RECORDED INFORMATION:
BEGIN
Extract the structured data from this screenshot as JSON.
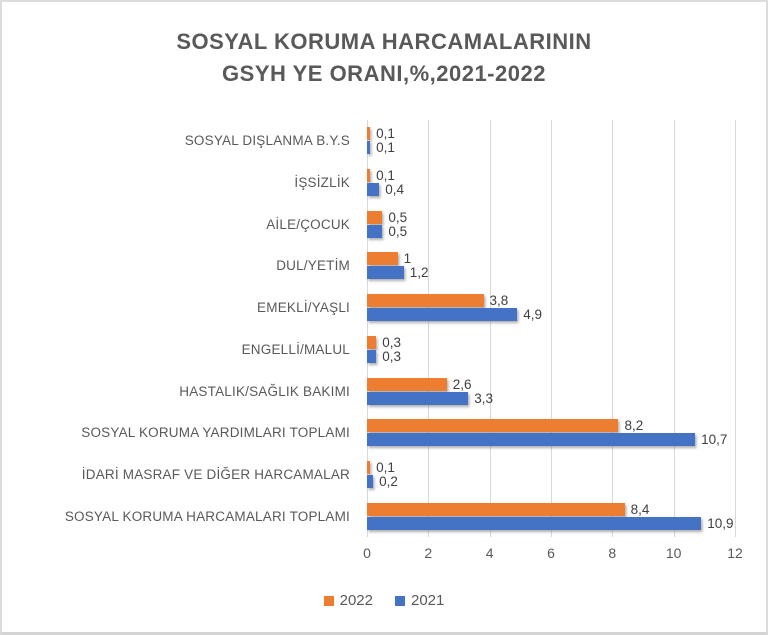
{
  "title": {
    "line1": "SOSYAL KORUMA HARCAMALARININ",
    "line2": "GSYH YE ORANI,%,2021-2022"
  },
  "colors": {
    "series_2022": "#ED7D31",
    "series_2021": "#4472C4",
    "gridline": "#D9D9D9",
    "title_text": "#595959",
    "axis_text": "#595959",
    "value_text": "#404040"
  },
  "chart_data": {
    "type": "bar",
    "orientation": "horizontal",
    "title": "SOSYAL KORUMA HARCAMALARININ GSYH YE ORANI,%,2021-2022",
    "categories": [
      "SOSYAL DIŞLANMA B.Y.S",
      "İŞSİZLİK",
      "AİLE/ÇOCUK",
      "DUL/YETİM",
      "EMEKLİ/YAŞLI",
      "ENGELLİ/MALUL",
      "HASTALIK/SAĞLIK BAKIMI",
      "SOSYAL KORUMA YARDIMLARI TOPLAMI",
      "İDARİ MASRAF VE DİĞER HARCAMALAR",
      "SOSYAL KORUMA HARCAMALARI TOPLAMI"
    ],
    "series": [
      {
        "name": "2022",
        "color": "#ED7D31",
        "values": [
          0.1,
          0.1,
          0.5,
          1,
          3.8,
          0.3,
          2.6,
          8.2,
          0.1,
          8.4
        ],
        "labels": [
          "0,1",
          "0,1",
          "0,5",
          "1",
          "3,8",
          "0,3",
          "2,6",
          "8,2",
          "0,1",
          "8,4"
        ]
      },
      {
        "name": "2021",
        "color": "#4472C4",
        "values": [
          0.1,
          0.4,
          0.5,
          1.2,
          4.9,
          0.3,
          3.3,
          10.7,
          0.2,
          10.9
        ],
        "labels": [
          "0,1",
          "0,4",
          "0,5",
          "1,2",
          "4,9",
          "0,3",
          "3,3",
          "10,7",
          "0,2",
          "10,9"
        ]
      }
    ],
    "xlim": [
      0,
      12
    ],
    "x_ticks": [
      "0",
      "2",
      "4",
      "6",
      "8",
      "10",
      "12"
    ],
    "grid": true,
    "legend_position": "bottom",
    "legend": [
      "2022",
      "2021"
    ]
  }
}
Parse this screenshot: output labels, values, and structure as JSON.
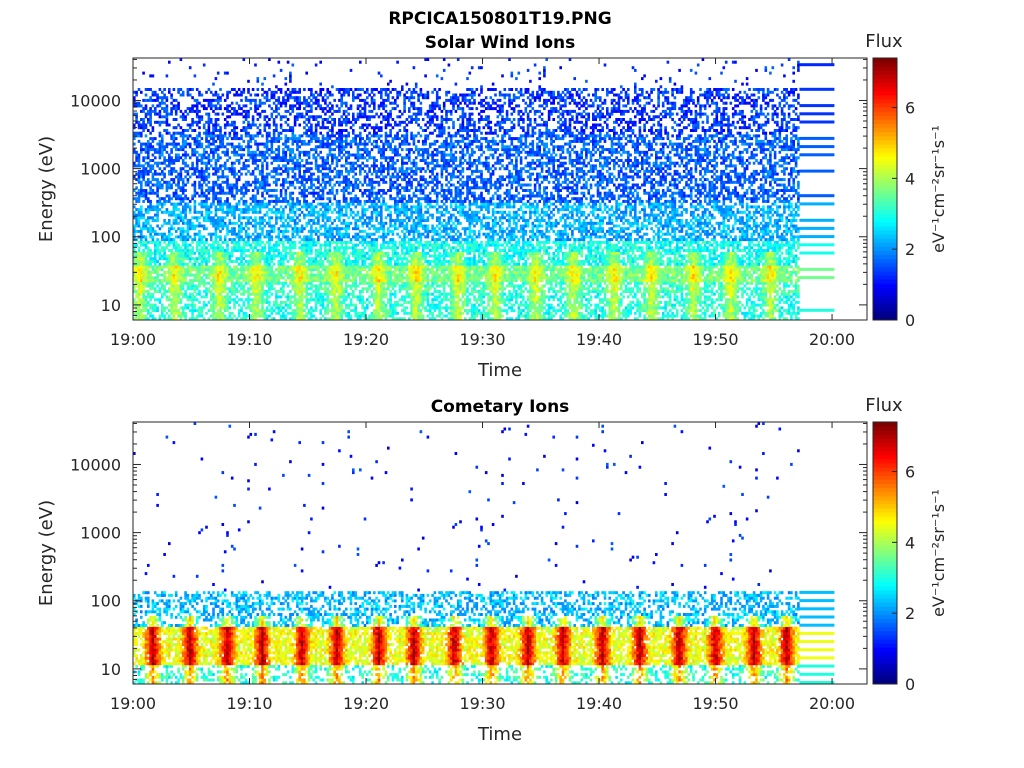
{
  "figure": {
    "title": "RPCICA150801T19.PNG"
  },
  "chart_data": [
    {
      "type": "heatmap",
      "title": "Solar Wind Ions",
      "xlabel": "Time",
      "ylabel": "Energy (eV)",
      "x_ticks": [
        "19:00",
        "19:10",
        "19:20",
        "19:30",
        "19:40",
        "19:50",
        "20:00"
      ],
      "xlim_minutes": [
        0,
        63
      ],
      "data_end_minute": 57.2,
      "y_scale": "log",
      "y_ticks": [
        "10",
        "100",
        "1000",
        "10000"
      ],
      "ylim": [
        6,
        42000
      ],
      "colorbar": {
        "label": "Flux",
        "unit": "eV⁻¹cm⁻²sr⁻¹s⁻¹",
        "ticks": [
          "0",
          "2",
          "4",
          "6"
        ],
        "range": [
          0,
          7.4
        ],
        "colormap": "jet"
      },
      "bands": [
        {
          "emin": 6,
          "emax": 14,
          "flux": 3.0,
          "density": 0.6
        },
        {
          "emin": 14,
          "emax": 20,
          "flux": 3.2,
          "density": 0.65
        },
        {
          "emin": 20,
          "emax": 35,
          "flux": 3.6,
          "density": 0.85
        },
        {
          "emin": 35,
          "emax": 80,
          "flux": 2.9,
          "density": 0.7
        },
        {
          "emin": 80,
          "emax": 300,
          "flux": 2.2,
          "density": 0.6
        },
        {
          "emin": 300,
          "emax": 3000,
          "flux": 1.6,
          "density": 0.55
        },
        {
          "emin": 3000,
          "emax": 15000,
          "flux": 1.3,
          "density": 0.45
        },
        {
          "emin": 15000,
          "emax": 42000,
          "flux": 1.2,
          "density": 0.04
        }
      ],
      "pulse_minutes": [
        0.5,
        3.5,
        7.3,
        10.5,
        14.2,
        17.3,
        21.0,
        24.2,
        27.8,
        31.0,
        34.5,
        37.7,
        41.2,
        44.4,
        48.0,
        51.2,
        54.6
      ]
    },
    {
      "type": "heatmap",
      "title": "Cometary Ions",
      "xlabel": "Time",
      "ylabel": "Energy (eV)",
      "x_ticks": [
        "19:00",
        "19:10",
        "19:20",
        "19:30",
        "19:40",
        "19:50",
        "20:00"
      ],
      "xlim_minutes": [
        0,
        63
      ],
      "data_end_minute": 57.2,
      "y_scale": "log",
      "y_ticks": [
        "10",
        "100",
        "1000",
        "10000"
      ],
      "ylim": [
        6,
        42000
      ],
      "colorbar": {
        "label": "Flux",
        "unit": "eV⁻¹cm⁻²sr⁻¹s⁻¹",
        "ticks": [
          "0",
          "2",
          "4",
          "6"
        ],
        "range": [
          0,
          7.4
        ],
        "colormap": "jet"
      },
      "bands": [
        {
          "emin": 6,
          "emax": 11,
          "flux": 3.0,
          "density": 0.35
        },
        {
          "emin": 11,
          "emax": 40,
          "flux": 4.5,
          "density": 0.75
        },
        {
          "emin": 40,
          "emax": 130,
          "flux": 2.3,
          "density": 0.45
        },
        {
          "emin": 130,
          "emax": 42000,
          "flux": 1.1,
          "density": 0.012
        }
      ],
      "pulse_minutes": [
        1.6,
        4.8,
        8.0,
        11.0,
        14.4,
        17.4,
        21.0,
        24.0,
        27.5,
        30.7,
        33.8,
        36.8,
        40.2,
        43.4,
        46.8,
        49.9,
        53.2,
        56.0
      ]
    }
  ]
}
END
GIVEN INSTRUCTION: Extract every line above containing the word "emin".

EXERCISE OUTPUT:
          "emin": 6,
          "emin": 14,
          "emin": 20,
          "emin": 35,
          "emin": 80,
          "emin": 300,
          "emin": 3000,
          "emin": 15000,
          "emin": 6,
          "emin": 11,
          "emin": 40,
          "emin": 130,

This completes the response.